Count lines, not occurrences: give the number of lines holding the word "prediction", and nothing besides.
[Start]
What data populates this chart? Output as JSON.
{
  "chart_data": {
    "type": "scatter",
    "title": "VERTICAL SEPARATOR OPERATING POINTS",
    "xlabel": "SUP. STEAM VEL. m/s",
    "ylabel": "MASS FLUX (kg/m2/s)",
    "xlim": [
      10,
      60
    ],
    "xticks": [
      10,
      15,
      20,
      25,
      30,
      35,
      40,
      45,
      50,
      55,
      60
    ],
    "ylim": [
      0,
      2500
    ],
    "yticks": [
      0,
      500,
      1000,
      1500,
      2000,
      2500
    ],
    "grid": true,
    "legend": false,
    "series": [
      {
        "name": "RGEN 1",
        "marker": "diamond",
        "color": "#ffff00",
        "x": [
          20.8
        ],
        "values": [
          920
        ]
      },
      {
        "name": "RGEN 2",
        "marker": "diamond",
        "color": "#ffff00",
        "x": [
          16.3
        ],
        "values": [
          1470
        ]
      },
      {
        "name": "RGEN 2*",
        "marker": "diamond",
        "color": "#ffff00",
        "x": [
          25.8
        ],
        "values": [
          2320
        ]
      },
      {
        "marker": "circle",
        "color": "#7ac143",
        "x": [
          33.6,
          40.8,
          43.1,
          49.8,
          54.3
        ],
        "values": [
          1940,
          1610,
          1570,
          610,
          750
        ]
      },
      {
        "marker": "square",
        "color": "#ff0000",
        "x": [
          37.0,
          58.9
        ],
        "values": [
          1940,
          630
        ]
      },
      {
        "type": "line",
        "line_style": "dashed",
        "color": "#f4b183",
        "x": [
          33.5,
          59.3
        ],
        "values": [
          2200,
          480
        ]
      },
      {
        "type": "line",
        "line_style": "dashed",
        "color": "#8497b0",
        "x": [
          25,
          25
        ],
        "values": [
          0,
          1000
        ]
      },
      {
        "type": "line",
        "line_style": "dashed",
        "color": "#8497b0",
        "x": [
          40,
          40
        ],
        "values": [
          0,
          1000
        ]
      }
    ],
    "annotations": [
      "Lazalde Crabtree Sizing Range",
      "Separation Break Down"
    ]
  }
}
[End]
[Start]
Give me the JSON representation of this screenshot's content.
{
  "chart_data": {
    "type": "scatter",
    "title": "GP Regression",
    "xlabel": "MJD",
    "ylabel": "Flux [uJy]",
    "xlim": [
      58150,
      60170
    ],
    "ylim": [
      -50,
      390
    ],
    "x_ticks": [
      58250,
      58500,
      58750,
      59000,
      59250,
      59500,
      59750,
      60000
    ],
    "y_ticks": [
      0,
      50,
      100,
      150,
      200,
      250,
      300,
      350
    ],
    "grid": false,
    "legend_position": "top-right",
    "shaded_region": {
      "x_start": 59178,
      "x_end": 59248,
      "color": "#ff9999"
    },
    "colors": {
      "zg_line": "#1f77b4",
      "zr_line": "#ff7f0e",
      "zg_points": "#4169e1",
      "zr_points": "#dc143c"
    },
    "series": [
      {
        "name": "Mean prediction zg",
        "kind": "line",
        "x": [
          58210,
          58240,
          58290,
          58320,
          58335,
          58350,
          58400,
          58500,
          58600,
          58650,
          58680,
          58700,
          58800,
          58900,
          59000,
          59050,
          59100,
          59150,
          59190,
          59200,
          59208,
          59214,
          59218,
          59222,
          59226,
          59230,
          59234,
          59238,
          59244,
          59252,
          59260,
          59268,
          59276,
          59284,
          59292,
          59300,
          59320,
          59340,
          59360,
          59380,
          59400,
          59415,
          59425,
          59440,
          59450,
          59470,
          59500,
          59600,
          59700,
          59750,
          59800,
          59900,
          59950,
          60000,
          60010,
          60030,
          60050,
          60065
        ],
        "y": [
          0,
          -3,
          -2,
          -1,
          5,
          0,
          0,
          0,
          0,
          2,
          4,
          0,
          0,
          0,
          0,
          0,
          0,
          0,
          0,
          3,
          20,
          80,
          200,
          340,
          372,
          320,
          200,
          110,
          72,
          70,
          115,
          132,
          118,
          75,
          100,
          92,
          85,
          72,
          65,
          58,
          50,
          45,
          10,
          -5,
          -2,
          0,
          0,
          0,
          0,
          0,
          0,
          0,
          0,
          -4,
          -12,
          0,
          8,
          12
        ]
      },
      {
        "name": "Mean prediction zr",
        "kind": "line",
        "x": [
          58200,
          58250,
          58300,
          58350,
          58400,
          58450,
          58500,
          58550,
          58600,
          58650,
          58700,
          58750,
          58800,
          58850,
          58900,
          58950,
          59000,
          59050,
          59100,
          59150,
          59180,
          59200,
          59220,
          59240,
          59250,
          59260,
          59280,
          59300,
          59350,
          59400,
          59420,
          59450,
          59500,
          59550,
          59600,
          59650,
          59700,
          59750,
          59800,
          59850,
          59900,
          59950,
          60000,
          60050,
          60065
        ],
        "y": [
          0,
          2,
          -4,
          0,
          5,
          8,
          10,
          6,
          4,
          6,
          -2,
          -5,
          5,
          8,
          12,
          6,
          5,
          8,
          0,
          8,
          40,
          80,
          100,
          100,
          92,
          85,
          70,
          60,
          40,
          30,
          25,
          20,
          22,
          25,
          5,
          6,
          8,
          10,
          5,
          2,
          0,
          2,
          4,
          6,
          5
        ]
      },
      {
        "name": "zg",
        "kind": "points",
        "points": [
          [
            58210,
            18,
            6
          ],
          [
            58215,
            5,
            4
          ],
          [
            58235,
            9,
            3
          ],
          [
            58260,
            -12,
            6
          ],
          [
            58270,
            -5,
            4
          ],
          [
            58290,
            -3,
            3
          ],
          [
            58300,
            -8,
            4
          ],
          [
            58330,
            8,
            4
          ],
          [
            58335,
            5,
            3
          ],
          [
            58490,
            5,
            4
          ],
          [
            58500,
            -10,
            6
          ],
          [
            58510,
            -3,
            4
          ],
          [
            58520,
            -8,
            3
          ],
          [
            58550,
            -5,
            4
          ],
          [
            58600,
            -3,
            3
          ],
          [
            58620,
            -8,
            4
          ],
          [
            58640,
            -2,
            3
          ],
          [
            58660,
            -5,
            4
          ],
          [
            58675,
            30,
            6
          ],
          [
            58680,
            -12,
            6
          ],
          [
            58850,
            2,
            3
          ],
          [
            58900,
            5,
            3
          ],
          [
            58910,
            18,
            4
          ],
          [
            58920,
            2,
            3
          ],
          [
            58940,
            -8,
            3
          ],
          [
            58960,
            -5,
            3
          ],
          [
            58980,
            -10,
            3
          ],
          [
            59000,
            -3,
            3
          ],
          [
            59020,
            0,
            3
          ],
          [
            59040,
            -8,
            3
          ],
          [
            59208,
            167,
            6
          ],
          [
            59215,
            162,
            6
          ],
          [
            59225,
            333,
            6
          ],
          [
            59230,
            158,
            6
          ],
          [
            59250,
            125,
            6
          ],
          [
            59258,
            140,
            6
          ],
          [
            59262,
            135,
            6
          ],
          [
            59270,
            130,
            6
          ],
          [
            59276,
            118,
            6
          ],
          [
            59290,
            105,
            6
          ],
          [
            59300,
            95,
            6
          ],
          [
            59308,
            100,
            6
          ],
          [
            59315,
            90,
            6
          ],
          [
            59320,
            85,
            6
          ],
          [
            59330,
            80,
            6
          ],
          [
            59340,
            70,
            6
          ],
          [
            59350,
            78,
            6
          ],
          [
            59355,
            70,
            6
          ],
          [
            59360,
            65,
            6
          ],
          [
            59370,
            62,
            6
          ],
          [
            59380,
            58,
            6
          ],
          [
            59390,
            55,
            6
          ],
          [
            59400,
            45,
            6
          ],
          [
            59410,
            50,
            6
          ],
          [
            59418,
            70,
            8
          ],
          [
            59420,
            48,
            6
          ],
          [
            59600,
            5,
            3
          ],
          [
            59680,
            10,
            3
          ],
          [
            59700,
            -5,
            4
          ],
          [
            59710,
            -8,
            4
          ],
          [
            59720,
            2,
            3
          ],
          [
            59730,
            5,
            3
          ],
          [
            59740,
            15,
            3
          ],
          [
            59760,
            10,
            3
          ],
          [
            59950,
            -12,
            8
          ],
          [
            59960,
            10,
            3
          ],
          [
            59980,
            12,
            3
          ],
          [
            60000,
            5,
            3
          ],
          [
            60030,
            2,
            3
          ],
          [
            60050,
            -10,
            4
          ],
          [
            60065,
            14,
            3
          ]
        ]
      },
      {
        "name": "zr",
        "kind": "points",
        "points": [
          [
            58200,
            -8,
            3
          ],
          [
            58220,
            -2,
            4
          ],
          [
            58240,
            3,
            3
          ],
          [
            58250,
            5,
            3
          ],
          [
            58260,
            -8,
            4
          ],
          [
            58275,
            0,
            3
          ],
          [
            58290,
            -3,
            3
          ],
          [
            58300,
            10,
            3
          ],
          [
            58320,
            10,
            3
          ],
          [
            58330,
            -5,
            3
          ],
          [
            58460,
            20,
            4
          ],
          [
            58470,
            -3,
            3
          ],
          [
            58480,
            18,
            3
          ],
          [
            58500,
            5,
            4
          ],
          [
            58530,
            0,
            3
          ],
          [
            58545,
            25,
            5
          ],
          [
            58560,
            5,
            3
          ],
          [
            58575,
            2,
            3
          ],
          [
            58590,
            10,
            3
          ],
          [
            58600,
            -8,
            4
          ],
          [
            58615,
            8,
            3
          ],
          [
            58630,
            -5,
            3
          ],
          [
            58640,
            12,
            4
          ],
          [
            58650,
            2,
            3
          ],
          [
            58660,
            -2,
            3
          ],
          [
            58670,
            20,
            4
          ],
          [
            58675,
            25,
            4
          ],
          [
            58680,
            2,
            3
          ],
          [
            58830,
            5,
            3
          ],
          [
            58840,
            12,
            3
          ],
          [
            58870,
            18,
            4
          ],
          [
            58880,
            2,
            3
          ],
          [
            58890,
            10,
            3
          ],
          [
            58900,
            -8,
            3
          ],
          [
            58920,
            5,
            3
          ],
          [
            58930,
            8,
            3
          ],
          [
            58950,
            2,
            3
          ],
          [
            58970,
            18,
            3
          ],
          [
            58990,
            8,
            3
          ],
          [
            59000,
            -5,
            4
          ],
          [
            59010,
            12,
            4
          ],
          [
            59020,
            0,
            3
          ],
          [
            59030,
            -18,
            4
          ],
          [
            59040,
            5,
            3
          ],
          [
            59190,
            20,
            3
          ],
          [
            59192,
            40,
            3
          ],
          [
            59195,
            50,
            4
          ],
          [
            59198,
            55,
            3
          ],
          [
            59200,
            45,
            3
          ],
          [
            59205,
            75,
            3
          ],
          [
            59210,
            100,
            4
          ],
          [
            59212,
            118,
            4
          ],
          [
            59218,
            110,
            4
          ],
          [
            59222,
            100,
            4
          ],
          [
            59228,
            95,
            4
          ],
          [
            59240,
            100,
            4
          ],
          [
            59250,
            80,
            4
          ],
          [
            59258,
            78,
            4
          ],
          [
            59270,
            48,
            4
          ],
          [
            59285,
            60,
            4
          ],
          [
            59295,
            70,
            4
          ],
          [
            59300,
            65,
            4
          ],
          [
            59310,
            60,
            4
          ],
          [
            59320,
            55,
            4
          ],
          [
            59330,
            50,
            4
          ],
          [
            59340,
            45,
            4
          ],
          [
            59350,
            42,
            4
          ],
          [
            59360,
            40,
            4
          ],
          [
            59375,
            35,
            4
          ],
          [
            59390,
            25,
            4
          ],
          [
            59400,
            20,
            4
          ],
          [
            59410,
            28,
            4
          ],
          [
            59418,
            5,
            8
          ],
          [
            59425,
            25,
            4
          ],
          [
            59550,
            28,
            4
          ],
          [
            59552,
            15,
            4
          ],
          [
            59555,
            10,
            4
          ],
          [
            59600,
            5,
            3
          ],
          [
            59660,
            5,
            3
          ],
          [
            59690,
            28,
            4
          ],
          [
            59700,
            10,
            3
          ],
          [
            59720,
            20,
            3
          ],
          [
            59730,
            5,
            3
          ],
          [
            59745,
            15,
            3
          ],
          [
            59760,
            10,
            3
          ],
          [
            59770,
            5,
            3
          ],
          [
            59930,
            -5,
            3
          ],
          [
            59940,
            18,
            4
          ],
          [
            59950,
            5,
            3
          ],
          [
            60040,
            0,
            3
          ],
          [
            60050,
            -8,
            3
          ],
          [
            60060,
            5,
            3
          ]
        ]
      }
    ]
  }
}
[End]
[Start]
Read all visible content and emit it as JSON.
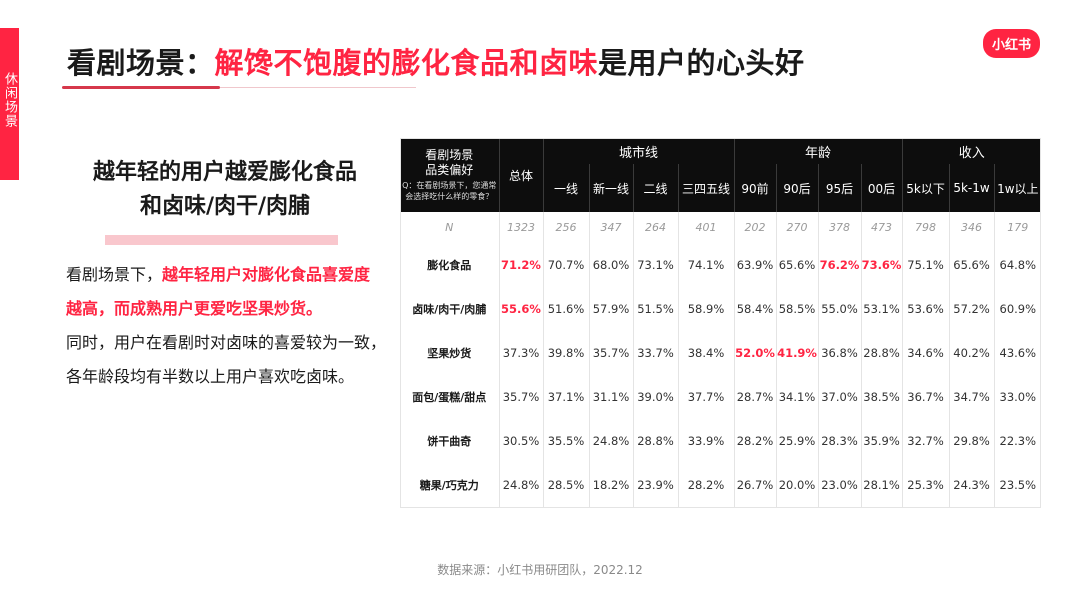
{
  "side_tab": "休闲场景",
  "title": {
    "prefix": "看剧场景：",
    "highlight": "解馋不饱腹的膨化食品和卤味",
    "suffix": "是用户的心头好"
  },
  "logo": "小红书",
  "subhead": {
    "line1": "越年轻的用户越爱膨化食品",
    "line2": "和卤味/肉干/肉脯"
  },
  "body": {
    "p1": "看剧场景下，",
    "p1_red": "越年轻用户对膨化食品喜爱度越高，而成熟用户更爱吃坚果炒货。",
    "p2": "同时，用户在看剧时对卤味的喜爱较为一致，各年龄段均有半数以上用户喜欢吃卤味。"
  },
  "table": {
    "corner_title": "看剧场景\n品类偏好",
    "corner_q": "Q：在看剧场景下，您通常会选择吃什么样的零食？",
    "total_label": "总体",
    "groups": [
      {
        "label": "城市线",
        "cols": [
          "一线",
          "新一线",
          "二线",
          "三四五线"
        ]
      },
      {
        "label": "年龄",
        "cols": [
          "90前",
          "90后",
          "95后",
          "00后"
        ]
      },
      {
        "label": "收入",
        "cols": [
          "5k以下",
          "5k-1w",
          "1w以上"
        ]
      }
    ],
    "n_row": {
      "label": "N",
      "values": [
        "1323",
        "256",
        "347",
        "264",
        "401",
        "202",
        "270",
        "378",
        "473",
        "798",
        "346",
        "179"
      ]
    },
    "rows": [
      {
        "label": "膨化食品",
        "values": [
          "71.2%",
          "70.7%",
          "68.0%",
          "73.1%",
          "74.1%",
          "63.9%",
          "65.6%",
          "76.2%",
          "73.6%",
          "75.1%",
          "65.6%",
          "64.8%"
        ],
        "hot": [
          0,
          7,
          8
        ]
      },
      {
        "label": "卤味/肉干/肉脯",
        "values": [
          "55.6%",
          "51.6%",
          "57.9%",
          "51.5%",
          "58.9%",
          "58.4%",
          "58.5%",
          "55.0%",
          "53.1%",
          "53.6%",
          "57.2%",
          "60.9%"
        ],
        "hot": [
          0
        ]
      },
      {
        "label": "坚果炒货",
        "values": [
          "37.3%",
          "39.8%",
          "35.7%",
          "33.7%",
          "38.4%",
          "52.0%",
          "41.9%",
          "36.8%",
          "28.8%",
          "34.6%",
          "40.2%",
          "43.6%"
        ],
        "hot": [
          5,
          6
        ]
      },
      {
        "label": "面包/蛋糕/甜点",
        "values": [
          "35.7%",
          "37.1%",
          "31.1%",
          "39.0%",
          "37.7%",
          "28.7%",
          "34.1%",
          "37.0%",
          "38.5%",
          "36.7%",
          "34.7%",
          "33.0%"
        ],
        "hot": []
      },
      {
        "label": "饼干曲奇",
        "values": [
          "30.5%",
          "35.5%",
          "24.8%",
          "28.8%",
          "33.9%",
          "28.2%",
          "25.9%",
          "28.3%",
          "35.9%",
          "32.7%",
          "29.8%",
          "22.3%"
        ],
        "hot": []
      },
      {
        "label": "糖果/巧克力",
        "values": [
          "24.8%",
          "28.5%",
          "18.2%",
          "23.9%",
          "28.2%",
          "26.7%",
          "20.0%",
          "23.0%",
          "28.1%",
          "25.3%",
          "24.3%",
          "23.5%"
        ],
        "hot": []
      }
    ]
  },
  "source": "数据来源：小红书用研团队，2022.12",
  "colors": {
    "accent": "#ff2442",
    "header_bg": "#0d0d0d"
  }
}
[End]
__Solution for this task__.
2